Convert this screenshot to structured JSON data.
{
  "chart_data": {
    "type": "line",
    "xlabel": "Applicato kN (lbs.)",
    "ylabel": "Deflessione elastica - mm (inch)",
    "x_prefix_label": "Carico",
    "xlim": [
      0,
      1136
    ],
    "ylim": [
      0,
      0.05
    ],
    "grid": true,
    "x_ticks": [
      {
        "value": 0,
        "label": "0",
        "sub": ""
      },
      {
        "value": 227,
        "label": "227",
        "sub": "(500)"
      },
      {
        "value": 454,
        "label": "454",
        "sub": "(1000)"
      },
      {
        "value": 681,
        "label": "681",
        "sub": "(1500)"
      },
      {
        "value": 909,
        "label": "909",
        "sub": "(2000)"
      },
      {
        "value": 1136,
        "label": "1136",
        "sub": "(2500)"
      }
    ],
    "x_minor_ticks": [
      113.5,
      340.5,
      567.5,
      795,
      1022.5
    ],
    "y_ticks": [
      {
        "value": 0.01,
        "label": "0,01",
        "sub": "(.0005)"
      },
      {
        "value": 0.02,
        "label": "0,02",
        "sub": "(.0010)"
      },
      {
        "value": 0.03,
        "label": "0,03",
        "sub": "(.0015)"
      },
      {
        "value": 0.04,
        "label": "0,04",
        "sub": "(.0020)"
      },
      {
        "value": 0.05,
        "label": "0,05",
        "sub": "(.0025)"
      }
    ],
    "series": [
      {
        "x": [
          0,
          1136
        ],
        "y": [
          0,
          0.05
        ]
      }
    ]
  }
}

_Request_
Whenever "value" turns up in a line, pick that line out.

_Answer to the exercise_
        "value": 0,
        "value": 227,
        "value": 454,
        "value": 681,
        "value": 909,
        "value": 1136,
        "value": 0.01,
        "value": 0.02,
        "value": 0.03,
        "value": 0.04,
        "value": 0.05,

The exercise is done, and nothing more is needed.